TEXT »
★ ★ ★ ★ ★
Geoffrey Rush ist mit seiner beeindruckenden Performance im oscargeadelten Drama "The King's Speech" immer noch in aller Munde und dabei gerät beinahe in Vergessenheit, dass seine Filmkarriere erst sehr spät, dann aber mit einem Paukenschlag begann: Sein internationaler Durchbruch mit der Künstler-Biographie "Shine - Der Weg ins Licht" bescherte dem damals 45-jährigen Mimen zugleich den Oscar als Bester Hauptdarsteller. Seither kam zu seiner erfolgreichen Bühnenkarriere eine beinahe noch erfolgreichere Filmkarriere und dennoch blieb Rush immer eine Art Held aus der zweiten Reihe - ein talentierter, von der Kritik hochgelobter und mit Preisen überhäufter Charaktermime, der sich aber nie zum Zugpferd international erfolgreicher Blockbuster entwickelte.
★ ★ ★ ★ ★
MATERIAL »
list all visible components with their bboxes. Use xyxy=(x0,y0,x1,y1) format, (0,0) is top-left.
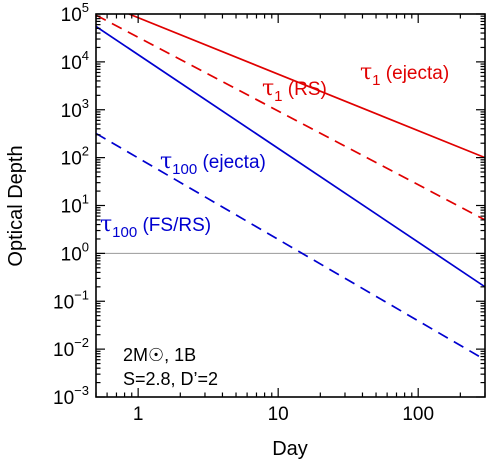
★ ★ ★ ★ ★
AUFGABE »
Schreib aus dem Text über Geoffrey Rush die Stelle zwischen „Geoffrey Rush ist“ und „erfolgreicher Blockbuster entwickelte.“ wortgetreu ab, beide eingeschlossen.

LÖSUNG »
Geoffrey Rush ist mit seiner beeindruckenden Performance im oscargeadelten Drama "The King's Speech" immer noch in aller Munde und dabei gerät beinahe in Vergessenheit, dass seine Filmkarriere erst sehr spät, dann aber mit einem Paukenschlag begann: Sein internationaler Durchbruch mit der Künstler-Biographie "Shine - Der Weg ins Licht" bescherte dem damals 45-jährigen Mimen zugleich den Oscar als Bester Hauptdarsteller. Seither kam zu seiner erfolgreichen Bühnenkarriere eine beinahe noch erfolgreichere Filmkarriere und dennoch blieb Rush immer eine Art Held aus der zweiten Reihe - ein talentierter, von der Kritik hochgelobter und mit Preisen überhäufter Charaktermime, der sich aber nie zum Zugpferd international erfolgreicher Blockbuster entwickelte.